>> Begin RECORD EXCERPTS

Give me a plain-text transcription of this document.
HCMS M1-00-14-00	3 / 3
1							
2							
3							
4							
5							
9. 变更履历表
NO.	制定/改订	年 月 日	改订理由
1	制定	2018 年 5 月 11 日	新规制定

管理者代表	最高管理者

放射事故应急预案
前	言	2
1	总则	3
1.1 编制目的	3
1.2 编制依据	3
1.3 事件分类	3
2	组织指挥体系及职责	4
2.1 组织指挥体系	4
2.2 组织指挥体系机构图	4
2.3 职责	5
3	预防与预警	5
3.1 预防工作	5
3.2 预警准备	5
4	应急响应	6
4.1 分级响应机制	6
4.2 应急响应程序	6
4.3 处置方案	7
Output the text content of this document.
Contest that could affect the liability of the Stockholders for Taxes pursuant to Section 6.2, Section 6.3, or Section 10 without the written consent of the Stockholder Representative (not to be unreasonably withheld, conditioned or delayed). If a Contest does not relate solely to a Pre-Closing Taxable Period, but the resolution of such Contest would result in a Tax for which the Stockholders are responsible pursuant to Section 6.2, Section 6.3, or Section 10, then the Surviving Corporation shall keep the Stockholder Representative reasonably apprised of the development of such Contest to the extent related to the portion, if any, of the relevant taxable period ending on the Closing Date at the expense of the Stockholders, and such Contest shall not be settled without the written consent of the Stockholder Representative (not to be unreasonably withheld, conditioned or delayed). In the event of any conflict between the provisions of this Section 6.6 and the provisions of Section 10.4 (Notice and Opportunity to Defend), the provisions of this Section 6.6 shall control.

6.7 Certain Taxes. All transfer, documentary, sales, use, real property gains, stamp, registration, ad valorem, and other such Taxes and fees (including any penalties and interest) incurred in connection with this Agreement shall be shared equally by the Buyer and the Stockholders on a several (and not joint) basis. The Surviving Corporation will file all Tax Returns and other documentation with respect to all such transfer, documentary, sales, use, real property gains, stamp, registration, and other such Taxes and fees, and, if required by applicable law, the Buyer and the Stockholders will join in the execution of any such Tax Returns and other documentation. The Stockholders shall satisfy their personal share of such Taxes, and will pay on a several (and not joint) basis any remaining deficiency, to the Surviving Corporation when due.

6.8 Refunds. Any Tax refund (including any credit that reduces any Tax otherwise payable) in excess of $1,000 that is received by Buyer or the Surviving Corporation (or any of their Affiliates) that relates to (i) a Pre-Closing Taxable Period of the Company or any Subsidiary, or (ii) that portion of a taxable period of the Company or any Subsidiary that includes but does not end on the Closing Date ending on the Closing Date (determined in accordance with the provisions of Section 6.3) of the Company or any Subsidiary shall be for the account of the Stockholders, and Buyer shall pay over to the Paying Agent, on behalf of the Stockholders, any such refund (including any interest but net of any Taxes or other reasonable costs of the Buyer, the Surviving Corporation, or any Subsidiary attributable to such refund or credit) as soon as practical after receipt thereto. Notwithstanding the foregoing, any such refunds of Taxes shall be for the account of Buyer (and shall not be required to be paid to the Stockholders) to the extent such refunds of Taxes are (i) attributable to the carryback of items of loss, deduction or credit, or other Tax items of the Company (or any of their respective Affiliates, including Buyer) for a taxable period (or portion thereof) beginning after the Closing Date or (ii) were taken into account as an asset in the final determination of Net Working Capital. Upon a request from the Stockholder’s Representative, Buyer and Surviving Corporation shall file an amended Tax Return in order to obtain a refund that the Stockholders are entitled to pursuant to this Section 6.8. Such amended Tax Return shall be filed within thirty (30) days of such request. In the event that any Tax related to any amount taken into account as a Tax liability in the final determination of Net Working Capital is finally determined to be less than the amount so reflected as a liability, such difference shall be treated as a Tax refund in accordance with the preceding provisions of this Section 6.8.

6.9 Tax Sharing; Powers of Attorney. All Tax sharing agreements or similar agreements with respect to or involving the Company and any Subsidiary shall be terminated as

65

>> End RECORD EXCERPTS

Extract every entry in the listing word for word.

- RESULT OF THE TASK:
Give me a plain-text transcription of this document.
HCMS M1-00-14-00	3 / 3
1							
2							
3							
4							
5							
9. 变更履历表
NO.	制定/改订	年 月 日	改订理由
1	制定	2018 年 5 月 11 日	新规制定

管理者代表	最高管理者

放射事故应急预案
前	言	2
1	总则	3
1.1 编制目的	3
1.2 编制依据	3
1.3 事件分类	3
2	组织指挥体系及职责	4
2.1 组织指挥体系	4
2.2 组织指挥体系机构图	4
2.3 职责	5
3	预防与预警	5
3.1 预防工作	5
3.2 预警准备	5
4	应急响应	6
4.1 分级响应机制	6
4.2 应急响应程序	6
4.3 处置方案	7
Output the text content of this document.
Contest that could affect the liability of the Stockholders for Taxes pursuant to Section 6.2, Section 6.3, or Section 10 without the written consent of the Stockholder Representative (not to be unreasonably withheld, conditioned or delayed). If a Contest does not relate solely to a Pre-Closing Taxable Period, but the resolution of such Contest would result in a Tax for which the Stockholders are responsible pursuant to Section 6.2, Section 6.3, or Section 10, then the Surviving Corporation shall keep the Stockholder Representative reasonably apprised of the development of such Contest to the extent related to the portion, if any, of the relevant taxable period ending on the Closing Date at the expense of the Stockholders, and such Contest shall not be settled without the written consent of the Stockholder Representative (not to be unreasonably withheld, conditioned or delayed). In the event of any conflict between the provisions of this Section 6.6 and the provisions of Section 10.4 (Notice and Opportunity to Defend), the provisions of this Section 6.6 shall control.

6.7 Certain Taxes. All transfer, documentary, sales, use, real property gains, stamp, registration, ad valorem, and other such Taxes and fees (including any penalties and interest) incurred in connection with this Agreement shall be shared equally by the Buyer and the Stockholders on a several (and not joint) basis. The Surviving Corporation will file all Tax Returns and other documentation with respect to all such transfer, documentary, sales, use, real property gains, stamp, registration, and other such Taxes and fees, and, if required by applicable law, the Buyer and the Stockholders will join in the execution of any such Tax Returns and other documentation. The Stockholders shall satisfy their personal share of such Taxes, and will pay on a several (and not joint) basis any remaining deficiency, to the Surviving Corporation when due.

6.8 Refunds. Any Tax refund (including any credit that reduces any Tax otherwise payable) in excess of $1,000 that is received by Buyer or the Surviving Corporation (or any of their Affiliates) that relates to (i) a Pre-Closing Taxable Period of the Company or any Subsidiary, or (ii) that portion of a taxable period of the Company or any Subsidiary that includes but does not end on the Closing Date ending on the Closing Date (determined in accordance with the provisions of Section 6.3) of the Company or any Subsidiary shall be for the account of the Stockholders, and Buyer shall pay over to the Paying Agent, on behalf of the Stockholders, any such refund (including any interest but net of any Taxes or other reasonable costs of the Buyer, the Surviving Corporation, or any Subsidiary attributable to such refund or credit) as soon as practical after receipt thereto. Notwithstanding the foregoing, any such refunds of Taxes shall be for the account of Buyer (and shall not be required to be paid to the Stockholders) to the extent such refunds of Taxes are (i) attributable to the carryback of items of loss, deduction or credit, or other Tax items of the Company (or any of their respective Affiliates, including Buyer) for a taxable period (or portion thereof) beginning after the Closing Date or (ii) were taken into account as an asset in the final determination of Net Working Capital. Upon a request from the Stockholder’s Representative, Buyer and Surviving Corporation shall file an amended Tax Return in order to obtain a refund that the Stockholders are entitled to pursuant to this Section 6.8. Such amended Tax Return shall be filed within thirty (30) days of such request. In the event that any Tax related to any amount taken into account as a Tax liability in the final determination of Net Working Capital is finally determined to be less than the amount so reflected as a liability, such difference shall be treated as a Tax refund in accordance with the preceding provisions of this Section 6.8.

6.9 Tax Sharing; Powers of Attorney. All Tax sharing agreements or similar agreements with respect to or involving the Company and any Subsidiary shall be terminated as

65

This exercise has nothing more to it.